- _THE PROBLEM_
Search the records below for the word "homme" and show every line where it occurs.

= = = = = = =

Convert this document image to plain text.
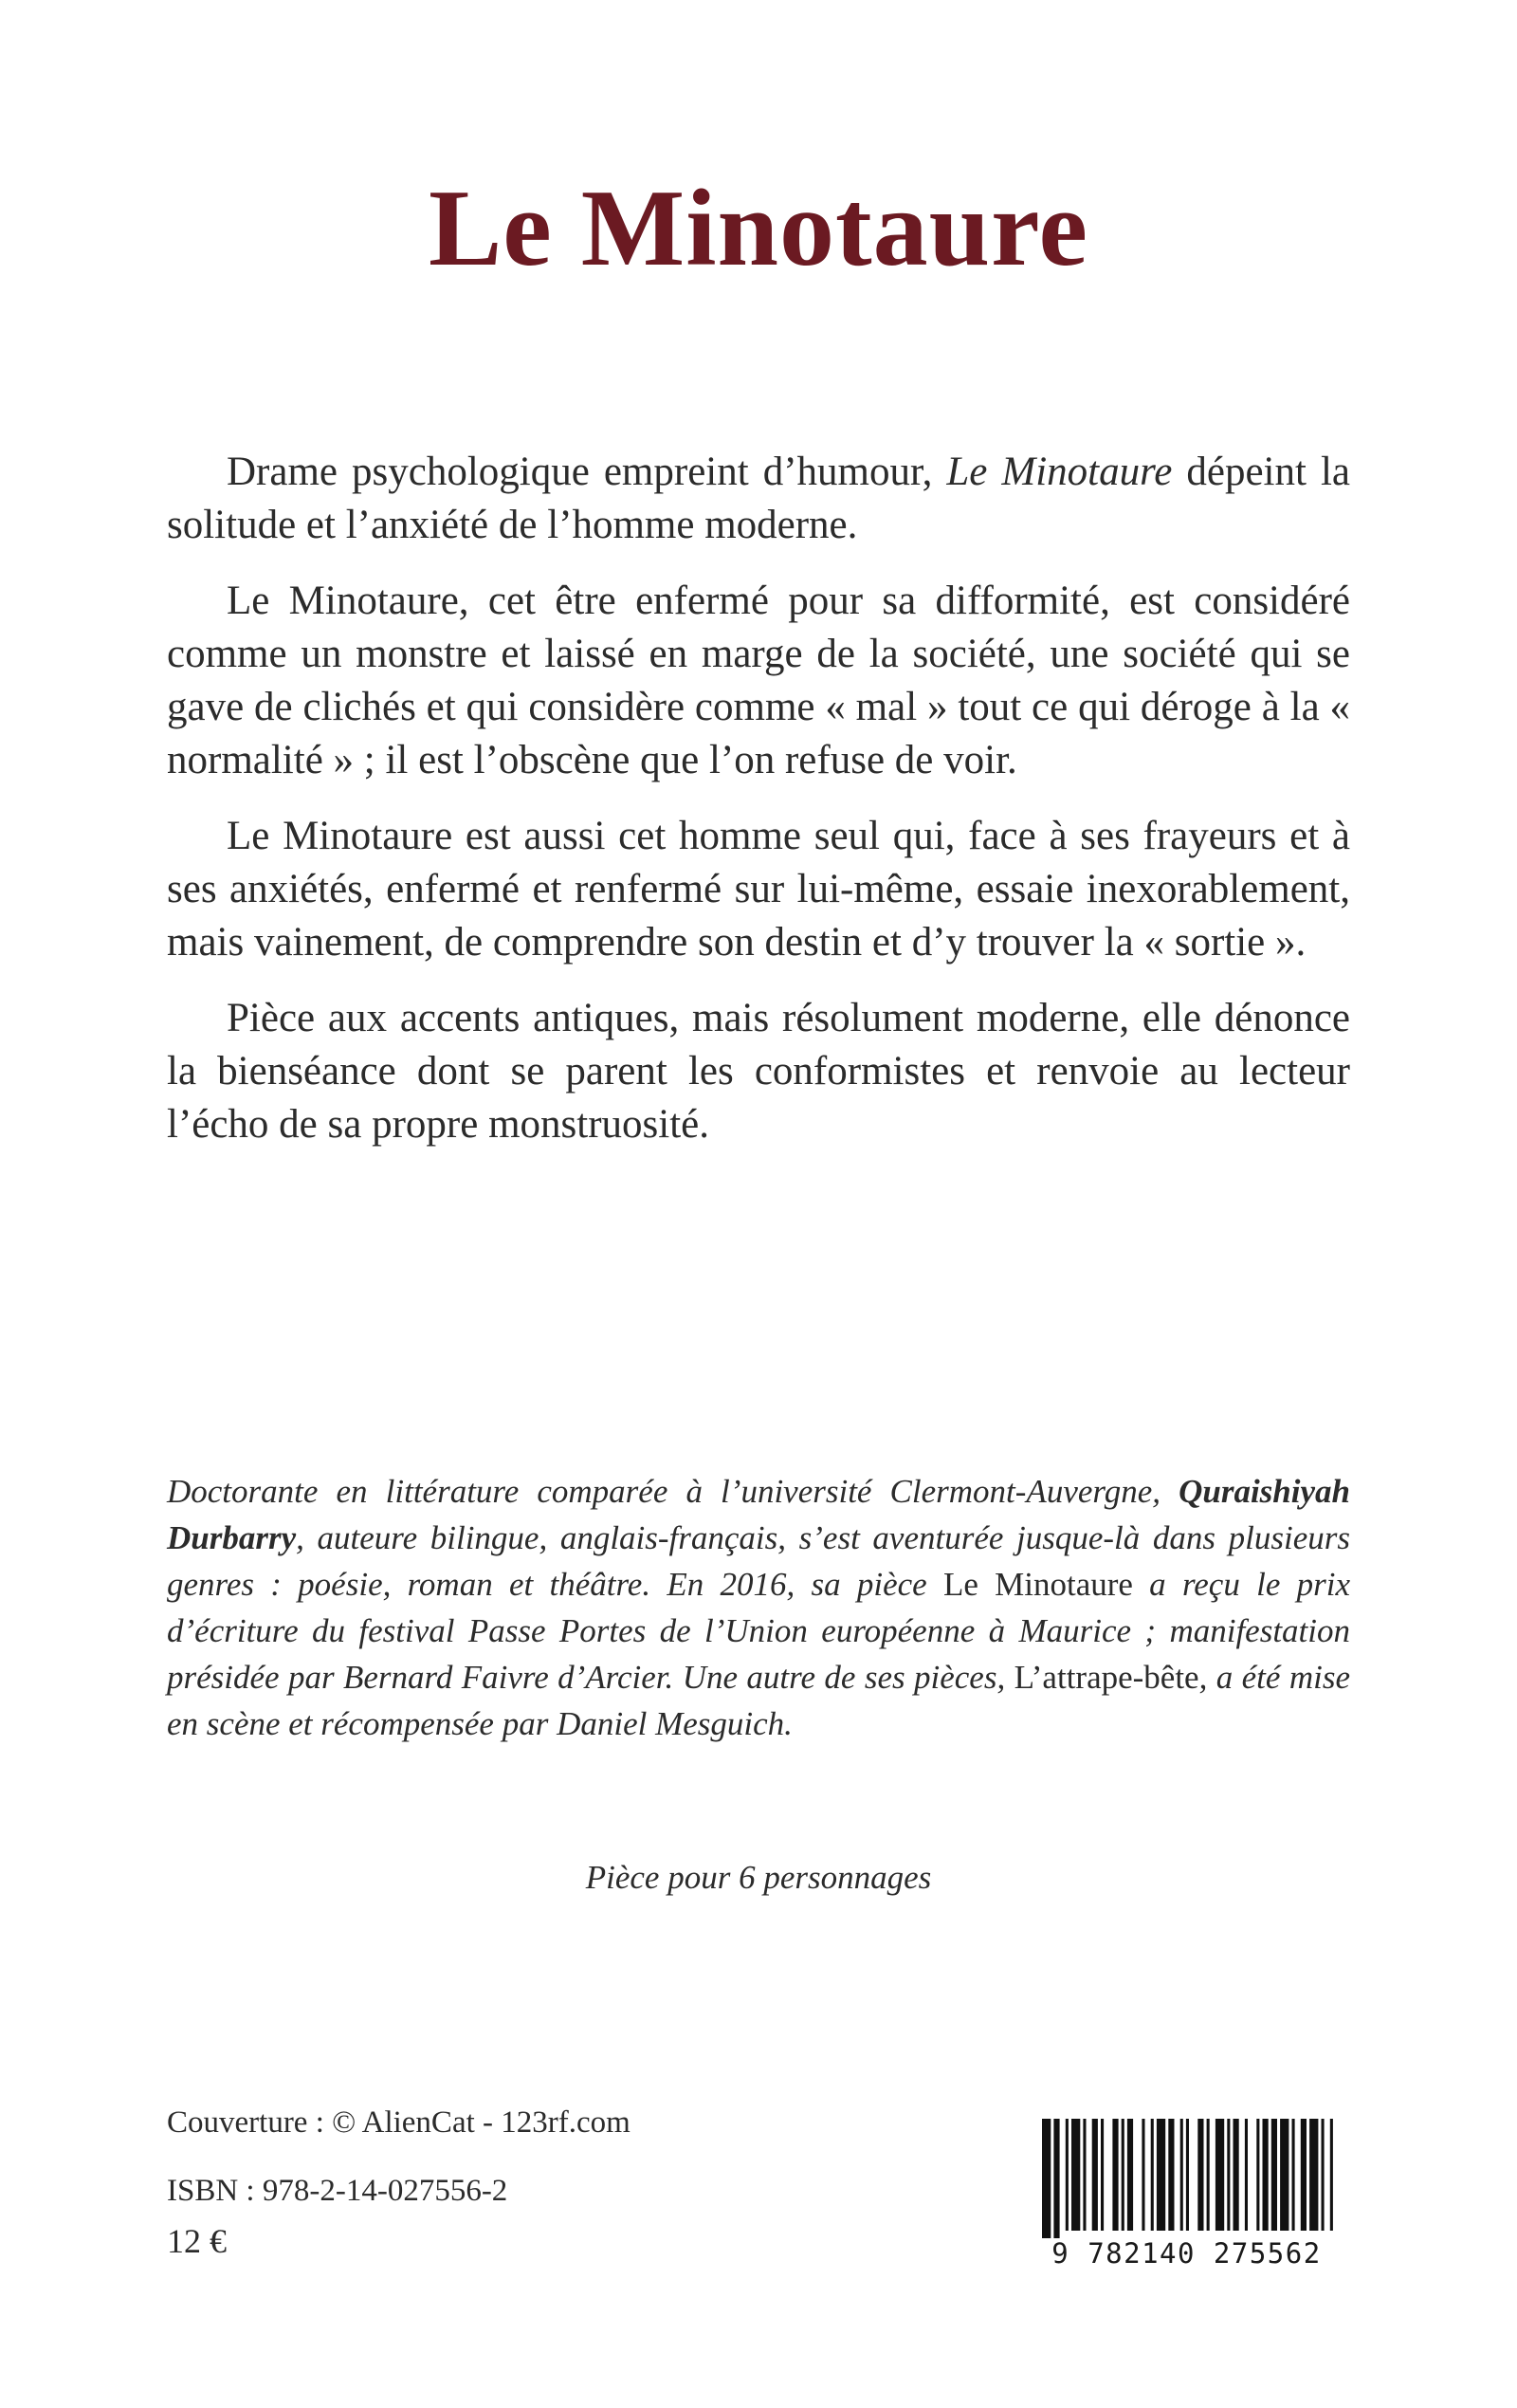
Le Minotaure

Drame psychologique empreint d’humour, Le Minotaure dépeint la solitude et l’anxiété de l’homme moderne.

Le Minotaure, cet être enfermé pour sa difformité, est considéré comme un monstre et laissé en marge de la société, une société qui se gave de clichés et qui considère comme « mal » tout ce qui déroge à la « normalité » ; il est l’obscène que l’on refuse de voir.

Le Minotaure est aussi cet homme seul qui, face à ses frayeurs et à ses anxiétés, enfermé et renfermé sur lui-même, essaie inexorablement, mais vainement, de comprendre son destin et d’y trouver la « sortie ».

Pièce aux accents antiques, mais résolument moderne, elle dénonce la bienséance dont se parent les conformistes et renvoie au lecteur l’écho de sa propre monstruosité.

Doctorante en littérature comparée à l’université Clermont-Auvergne, Quraishiyah Durbarry, auteure bilingue, anglais-français, s’est aventurée jusque-là dans plusieurs genres : poésie, roman et théâtre. En 2016, sa pièce Le Minotaure a reçu le prix d’écriture du festival Passe Portes de l’Union européenne à Maurice ; manifestation présidée par Bernard Faivre d’Arcier. Une autre de ses pièces, L’attrape-bête, a été mise en scène et récompensée par Daniel Mesguich.
Pièce pour 6 personnages
Couverture : © AlienCat - 123rf.com
ISBN : 978-2-14-027556-2
12 €	9 782140 275562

= = = = = = =

- _PROBLEM SOLUTION_
Drame psychologique empreint d’humour, Le Minotaure dépeint la solitude et l’anxiété de l’homme moderne.
Le Minotaure est aussi cet homme seul qui, face à ses frayeurs et à ses anxiétés, enfermé et renfermé sur lui-même, essaie inexorablement, mais vainement, de comprendre son destin et d’y trouver la « sortie ».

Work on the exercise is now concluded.